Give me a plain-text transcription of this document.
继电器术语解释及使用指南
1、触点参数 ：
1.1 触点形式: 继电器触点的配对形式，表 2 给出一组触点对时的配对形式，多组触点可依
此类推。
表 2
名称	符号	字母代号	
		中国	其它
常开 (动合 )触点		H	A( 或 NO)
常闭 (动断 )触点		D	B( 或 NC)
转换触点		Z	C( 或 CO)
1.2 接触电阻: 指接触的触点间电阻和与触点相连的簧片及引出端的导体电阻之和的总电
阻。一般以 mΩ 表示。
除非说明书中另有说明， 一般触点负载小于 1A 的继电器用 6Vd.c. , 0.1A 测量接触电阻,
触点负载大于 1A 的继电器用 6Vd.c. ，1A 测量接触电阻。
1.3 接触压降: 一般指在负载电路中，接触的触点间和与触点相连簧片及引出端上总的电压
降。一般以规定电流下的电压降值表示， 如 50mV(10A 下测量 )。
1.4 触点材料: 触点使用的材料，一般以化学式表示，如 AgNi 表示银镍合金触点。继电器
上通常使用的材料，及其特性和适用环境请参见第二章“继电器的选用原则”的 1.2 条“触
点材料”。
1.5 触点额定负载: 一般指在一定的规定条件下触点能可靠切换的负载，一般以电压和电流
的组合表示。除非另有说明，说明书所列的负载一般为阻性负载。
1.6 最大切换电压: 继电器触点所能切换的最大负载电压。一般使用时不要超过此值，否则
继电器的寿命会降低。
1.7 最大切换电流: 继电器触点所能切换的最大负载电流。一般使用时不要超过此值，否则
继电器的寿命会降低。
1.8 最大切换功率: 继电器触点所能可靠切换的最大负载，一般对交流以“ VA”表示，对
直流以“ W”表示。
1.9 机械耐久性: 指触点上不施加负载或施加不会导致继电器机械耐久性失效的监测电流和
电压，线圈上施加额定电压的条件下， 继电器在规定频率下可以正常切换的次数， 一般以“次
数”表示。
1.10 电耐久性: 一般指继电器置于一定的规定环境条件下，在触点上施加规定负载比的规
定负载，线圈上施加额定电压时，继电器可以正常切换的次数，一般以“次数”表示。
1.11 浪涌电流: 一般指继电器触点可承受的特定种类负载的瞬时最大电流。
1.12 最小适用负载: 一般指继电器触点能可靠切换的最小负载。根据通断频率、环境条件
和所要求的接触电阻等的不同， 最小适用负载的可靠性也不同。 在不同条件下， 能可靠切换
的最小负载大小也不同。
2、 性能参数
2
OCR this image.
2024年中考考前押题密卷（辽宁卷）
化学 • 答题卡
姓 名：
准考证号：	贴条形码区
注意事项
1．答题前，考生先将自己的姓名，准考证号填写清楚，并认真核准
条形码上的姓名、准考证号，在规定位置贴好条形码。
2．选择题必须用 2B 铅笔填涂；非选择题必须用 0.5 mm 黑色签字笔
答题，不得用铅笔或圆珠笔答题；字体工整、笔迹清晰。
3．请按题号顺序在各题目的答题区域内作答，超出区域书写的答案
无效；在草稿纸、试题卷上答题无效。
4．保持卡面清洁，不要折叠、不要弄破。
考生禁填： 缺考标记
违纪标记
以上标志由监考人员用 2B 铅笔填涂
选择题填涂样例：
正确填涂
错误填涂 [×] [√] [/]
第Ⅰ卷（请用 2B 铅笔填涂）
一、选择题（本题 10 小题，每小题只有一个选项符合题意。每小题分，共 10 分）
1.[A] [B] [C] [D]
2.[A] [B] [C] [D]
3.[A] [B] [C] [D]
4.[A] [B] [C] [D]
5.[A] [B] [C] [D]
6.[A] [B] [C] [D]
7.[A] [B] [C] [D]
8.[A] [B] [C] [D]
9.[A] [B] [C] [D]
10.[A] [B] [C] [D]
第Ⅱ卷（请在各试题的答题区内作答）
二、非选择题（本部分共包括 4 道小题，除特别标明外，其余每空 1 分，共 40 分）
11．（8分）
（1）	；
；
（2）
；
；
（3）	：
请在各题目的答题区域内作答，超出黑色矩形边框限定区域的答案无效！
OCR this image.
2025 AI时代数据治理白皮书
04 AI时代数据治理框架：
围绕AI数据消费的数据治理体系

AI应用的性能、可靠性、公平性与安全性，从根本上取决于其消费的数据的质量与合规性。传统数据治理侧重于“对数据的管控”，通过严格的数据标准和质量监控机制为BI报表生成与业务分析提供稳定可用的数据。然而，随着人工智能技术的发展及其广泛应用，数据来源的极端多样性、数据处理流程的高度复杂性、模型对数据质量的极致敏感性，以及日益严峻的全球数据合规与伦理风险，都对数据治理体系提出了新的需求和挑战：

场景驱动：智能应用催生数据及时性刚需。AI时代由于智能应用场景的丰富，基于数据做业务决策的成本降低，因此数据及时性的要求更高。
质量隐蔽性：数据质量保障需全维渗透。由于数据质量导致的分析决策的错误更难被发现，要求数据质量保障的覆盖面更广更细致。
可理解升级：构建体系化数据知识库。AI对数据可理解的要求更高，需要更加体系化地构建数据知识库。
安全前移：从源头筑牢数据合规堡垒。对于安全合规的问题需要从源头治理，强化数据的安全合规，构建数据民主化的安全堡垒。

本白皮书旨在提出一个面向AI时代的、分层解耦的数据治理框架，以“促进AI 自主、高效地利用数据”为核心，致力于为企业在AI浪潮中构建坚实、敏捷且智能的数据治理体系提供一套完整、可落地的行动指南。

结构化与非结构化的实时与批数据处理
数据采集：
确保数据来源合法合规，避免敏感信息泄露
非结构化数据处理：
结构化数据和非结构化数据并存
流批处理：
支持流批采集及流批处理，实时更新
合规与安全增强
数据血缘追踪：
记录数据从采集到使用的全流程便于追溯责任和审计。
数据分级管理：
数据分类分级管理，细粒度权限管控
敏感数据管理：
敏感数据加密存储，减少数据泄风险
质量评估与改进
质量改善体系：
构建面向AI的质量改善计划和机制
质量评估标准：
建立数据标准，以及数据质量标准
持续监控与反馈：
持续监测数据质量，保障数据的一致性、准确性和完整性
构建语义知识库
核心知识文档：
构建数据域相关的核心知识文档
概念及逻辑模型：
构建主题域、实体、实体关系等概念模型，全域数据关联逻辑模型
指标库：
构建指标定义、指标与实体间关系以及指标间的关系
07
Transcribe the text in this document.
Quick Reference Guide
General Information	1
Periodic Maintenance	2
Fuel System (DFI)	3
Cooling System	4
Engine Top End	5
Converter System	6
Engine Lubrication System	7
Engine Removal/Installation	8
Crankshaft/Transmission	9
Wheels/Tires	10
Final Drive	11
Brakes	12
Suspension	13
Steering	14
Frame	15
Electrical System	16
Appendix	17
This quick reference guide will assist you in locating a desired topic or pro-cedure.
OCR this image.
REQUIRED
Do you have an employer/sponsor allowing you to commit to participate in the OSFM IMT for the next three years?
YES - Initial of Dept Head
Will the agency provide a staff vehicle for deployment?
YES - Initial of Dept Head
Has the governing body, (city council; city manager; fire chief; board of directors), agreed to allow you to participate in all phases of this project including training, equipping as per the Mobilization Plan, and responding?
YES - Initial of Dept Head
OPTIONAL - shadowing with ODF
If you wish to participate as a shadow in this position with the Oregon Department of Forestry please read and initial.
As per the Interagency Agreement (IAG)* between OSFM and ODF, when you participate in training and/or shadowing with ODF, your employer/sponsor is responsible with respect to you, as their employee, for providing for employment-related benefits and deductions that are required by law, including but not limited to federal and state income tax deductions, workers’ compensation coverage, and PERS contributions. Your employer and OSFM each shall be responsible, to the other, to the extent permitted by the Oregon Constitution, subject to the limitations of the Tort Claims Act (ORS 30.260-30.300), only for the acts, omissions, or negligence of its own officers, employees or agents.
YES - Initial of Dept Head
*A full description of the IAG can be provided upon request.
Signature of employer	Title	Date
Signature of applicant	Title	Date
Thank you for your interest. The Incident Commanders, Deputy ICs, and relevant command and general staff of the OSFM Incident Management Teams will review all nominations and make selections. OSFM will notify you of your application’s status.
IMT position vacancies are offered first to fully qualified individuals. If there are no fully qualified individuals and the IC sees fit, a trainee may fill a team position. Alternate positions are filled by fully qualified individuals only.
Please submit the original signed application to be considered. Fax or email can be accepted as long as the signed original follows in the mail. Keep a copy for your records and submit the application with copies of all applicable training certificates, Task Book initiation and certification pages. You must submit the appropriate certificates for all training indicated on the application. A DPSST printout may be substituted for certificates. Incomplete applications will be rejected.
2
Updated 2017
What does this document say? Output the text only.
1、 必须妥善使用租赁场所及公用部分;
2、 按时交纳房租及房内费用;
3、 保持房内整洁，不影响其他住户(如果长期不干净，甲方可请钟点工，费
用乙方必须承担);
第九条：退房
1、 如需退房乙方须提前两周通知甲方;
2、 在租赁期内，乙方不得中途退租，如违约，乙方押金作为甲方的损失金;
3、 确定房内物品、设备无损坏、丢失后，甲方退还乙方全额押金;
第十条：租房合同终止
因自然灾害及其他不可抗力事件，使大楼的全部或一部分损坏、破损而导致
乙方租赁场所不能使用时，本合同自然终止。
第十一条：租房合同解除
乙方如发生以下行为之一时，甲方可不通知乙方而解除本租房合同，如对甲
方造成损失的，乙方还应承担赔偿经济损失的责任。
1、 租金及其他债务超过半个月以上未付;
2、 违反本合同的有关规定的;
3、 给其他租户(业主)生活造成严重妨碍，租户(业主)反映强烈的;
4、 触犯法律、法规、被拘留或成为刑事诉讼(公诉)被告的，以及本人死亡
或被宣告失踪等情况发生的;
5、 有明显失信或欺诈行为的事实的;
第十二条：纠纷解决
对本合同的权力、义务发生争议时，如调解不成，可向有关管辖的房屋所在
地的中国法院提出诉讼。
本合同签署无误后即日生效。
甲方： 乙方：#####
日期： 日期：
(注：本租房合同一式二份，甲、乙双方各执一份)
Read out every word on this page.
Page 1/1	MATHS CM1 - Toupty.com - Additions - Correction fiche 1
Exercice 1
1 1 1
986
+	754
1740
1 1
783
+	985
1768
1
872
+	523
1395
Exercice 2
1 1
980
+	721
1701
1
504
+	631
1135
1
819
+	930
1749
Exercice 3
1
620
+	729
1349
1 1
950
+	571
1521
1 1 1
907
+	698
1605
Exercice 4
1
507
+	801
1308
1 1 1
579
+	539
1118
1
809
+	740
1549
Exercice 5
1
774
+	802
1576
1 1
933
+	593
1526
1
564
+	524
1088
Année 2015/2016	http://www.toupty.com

==============================

§ AIM: Return the lines of the records that include the string "铅笔填涂".

§ THE SOLUTION:
2．选择题必须用 2B 铅笔填涂；非选择题必须用 0.5 mm 黑色签字笔
以上标志由监考人员用 2B 铅笔填涂
第Ⅰ卷（请用 2B 铅笔填涂）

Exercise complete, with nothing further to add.